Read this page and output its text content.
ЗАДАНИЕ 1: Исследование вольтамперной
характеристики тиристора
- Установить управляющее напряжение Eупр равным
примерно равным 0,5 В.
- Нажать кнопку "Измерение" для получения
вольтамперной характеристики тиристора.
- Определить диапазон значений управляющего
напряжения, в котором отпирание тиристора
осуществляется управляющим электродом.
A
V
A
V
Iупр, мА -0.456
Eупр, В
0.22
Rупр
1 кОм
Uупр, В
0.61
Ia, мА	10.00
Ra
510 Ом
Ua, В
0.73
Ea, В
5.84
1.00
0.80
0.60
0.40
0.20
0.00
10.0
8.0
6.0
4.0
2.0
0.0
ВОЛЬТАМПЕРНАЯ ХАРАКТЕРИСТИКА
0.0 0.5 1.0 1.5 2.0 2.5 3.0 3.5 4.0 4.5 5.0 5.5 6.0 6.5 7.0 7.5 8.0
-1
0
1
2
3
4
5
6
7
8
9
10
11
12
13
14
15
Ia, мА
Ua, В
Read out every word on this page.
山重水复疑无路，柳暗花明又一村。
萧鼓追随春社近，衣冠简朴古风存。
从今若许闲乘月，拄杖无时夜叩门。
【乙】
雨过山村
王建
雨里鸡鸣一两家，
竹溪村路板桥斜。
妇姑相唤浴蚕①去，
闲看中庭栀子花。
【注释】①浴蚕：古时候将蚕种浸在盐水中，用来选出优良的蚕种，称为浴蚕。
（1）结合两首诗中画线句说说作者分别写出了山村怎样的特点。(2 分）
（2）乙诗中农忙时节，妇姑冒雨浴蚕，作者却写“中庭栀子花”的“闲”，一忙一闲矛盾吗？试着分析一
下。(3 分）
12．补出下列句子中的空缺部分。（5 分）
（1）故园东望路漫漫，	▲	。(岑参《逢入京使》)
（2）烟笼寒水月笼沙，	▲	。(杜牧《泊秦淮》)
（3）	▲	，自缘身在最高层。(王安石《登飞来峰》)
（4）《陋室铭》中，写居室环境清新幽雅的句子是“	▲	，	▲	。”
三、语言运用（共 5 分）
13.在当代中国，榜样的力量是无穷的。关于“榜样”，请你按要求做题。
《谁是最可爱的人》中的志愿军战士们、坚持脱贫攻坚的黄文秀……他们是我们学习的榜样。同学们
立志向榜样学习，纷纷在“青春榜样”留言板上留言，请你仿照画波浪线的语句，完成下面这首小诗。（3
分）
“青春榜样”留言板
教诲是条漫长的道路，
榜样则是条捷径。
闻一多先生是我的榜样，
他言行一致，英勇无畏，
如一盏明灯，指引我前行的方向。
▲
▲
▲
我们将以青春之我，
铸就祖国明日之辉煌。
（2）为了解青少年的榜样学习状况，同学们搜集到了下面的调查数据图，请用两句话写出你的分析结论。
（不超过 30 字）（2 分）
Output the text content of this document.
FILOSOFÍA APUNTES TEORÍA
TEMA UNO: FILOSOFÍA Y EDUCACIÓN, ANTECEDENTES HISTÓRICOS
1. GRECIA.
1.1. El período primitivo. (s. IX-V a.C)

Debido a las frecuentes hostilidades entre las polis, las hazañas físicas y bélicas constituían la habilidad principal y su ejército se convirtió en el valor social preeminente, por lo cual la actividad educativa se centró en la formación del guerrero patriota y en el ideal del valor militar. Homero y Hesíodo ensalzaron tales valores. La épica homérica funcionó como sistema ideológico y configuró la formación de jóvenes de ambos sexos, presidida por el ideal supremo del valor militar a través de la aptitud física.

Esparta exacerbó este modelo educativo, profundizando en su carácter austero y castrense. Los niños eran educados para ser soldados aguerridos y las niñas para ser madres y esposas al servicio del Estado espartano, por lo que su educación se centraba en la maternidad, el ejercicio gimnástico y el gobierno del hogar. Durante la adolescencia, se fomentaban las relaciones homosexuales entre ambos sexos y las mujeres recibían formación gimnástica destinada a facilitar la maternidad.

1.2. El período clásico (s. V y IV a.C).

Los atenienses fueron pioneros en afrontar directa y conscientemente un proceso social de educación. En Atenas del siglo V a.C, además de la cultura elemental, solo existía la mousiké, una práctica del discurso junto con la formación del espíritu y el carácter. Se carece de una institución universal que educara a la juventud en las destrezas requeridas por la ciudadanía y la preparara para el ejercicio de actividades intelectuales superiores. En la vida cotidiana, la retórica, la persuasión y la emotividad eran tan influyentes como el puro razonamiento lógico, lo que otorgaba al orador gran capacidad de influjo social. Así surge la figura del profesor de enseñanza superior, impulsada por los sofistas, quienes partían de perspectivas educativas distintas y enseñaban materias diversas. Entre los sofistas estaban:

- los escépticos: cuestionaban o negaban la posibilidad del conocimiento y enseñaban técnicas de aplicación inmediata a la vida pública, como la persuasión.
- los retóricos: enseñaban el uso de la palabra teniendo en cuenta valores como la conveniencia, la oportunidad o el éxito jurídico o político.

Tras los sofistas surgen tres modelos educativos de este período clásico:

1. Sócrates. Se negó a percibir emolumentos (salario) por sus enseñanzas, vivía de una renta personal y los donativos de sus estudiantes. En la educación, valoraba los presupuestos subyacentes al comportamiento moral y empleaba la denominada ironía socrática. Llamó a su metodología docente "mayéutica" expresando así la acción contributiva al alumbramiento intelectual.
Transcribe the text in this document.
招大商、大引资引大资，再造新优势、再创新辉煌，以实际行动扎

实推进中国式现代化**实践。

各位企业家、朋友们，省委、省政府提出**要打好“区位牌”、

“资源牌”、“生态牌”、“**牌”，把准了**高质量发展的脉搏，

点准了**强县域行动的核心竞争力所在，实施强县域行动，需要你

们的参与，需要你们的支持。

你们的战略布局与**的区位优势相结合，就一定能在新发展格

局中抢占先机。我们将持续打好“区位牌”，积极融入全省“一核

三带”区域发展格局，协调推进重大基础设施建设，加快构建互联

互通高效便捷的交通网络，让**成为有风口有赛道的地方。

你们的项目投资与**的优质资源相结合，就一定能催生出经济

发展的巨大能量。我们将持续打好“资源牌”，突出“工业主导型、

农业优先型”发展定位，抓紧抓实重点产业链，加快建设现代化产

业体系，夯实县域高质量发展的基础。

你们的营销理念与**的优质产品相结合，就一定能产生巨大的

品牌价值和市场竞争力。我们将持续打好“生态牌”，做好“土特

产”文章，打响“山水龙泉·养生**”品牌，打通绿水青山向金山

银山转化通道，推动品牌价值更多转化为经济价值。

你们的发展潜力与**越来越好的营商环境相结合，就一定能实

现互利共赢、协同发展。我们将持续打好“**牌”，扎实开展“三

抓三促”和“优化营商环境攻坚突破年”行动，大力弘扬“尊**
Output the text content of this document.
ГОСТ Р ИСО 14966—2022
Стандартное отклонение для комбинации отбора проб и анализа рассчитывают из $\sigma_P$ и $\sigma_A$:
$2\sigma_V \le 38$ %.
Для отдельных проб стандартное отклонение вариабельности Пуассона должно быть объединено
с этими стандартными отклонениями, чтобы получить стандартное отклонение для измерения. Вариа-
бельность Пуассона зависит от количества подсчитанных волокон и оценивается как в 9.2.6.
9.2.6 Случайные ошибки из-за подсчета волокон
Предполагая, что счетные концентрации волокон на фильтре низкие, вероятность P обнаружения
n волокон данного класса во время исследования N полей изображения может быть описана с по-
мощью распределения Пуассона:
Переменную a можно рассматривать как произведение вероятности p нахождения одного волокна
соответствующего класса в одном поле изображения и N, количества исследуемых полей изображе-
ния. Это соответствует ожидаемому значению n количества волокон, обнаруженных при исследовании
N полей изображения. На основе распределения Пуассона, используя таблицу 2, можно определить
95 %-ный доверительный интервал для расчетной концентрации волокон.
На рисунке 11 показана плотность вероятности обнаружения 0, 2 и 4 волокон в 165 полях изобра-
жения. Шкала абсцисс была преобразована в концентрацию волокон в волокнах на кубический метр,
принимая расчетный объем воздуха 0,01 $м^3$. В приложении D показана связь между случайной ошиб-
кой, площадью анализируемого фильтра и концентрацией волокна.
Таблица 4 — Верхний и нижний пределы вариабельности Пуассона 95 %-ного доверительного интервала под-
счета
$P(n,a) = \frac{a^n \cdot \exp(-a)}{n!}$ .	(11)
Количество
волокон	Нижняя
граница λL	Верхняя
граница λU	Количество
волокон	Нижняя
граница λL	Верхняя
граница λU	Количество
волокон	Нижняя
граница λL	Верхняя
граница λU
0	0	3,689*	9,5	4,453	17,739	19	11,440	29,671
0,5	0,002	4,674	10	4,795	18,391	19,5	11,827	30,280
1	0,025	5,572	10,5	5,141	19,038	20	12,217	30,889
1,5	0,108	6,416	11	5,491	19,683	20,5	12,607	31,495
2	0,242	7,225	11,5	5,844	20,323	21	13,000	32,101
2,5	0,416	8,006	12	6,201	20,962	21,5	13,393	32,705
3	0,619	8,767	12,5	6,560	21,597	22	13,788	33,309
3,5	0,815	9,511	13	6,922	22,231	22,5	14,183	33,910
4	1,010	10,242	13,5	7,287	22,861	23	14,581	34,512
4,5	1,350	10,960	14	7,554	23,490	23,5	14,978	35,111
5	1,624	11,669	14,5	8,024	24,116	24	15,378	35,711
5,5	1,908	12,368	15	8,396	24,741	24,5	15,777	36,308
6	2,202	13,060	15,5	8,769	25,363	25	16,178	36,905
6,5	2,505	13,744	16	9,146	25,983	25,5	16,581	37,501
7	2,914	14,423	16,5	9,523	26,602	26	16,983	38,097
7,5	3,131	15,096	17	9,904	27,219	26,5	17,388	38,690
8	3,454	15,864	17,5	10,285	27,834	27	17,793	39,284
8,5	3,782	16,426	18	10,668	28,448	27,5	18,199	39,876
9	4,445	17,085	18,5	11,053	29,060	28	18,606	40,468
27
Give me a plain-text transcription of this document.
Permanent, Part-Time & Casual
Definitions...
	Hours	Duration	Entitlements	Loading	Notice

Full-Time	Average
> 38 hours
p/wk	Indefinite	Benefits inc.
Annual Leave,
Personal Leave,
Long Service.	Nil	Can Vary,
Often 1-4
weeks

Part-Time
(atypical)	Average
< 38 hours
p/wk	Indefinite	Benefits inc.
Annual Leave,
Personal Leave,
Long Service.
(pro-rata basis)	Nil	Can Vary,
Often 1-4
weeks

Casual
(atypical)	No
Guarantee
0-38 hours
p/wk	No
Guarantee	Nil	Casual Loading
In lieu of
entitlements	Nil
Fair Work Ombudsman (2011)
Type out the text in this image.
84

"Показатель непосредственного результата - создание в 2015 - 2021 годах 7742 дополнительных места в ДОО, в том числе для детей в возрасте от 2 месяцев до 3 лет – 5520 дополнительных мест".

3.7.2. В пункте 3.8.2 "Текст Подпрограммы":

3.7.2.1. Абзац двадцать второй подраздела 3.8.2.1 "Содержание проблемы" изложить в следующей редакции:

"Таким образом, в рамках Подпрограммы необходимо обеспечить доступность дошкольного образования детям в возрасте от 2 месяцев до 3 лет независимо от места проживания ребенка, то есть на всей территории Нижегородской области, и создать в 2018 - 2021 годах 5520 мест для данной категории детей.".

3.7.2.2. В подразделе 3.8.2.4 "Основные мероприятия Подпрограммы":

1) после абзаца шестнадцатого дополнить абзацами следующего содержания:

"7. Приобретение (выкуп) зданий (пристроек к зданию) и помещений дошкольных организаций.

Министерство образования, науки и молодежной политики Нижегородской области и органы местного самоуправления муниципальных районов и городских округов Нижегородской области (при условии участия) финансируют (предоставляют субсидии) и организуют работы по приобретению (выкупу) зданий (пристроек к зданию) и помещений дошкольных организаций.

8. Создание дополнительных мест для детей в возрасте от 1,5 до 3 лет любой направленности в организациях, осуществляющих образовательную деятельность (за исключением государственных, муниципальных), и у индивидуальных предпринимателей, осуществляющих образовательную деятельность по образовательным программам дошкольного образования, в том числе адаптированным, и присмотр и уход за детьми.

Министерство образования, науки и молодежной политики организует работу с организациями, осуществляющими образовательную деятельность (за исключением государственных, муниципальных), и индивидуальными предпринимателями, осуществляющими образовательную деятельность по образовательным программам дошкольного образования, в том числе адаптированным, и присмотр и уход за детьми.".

(Goal of the exercise): List each line holding the string "дошкольных".

(Expected answer):
"7. Приобретение (выкуп) зданий (пристроек к зданию) и помещений дошкольных организаций.
Министерство образования, науки и молодежной политики Нижегородской области и органы местного самоуправления муниципальных районов и городских округов Нижегородской области (при условии участия) финансируют (предоставляют субсидии) и организуют работы по приобретению (выкупу) зданий (пристроек к зданию) и помещений дошкольных организаций.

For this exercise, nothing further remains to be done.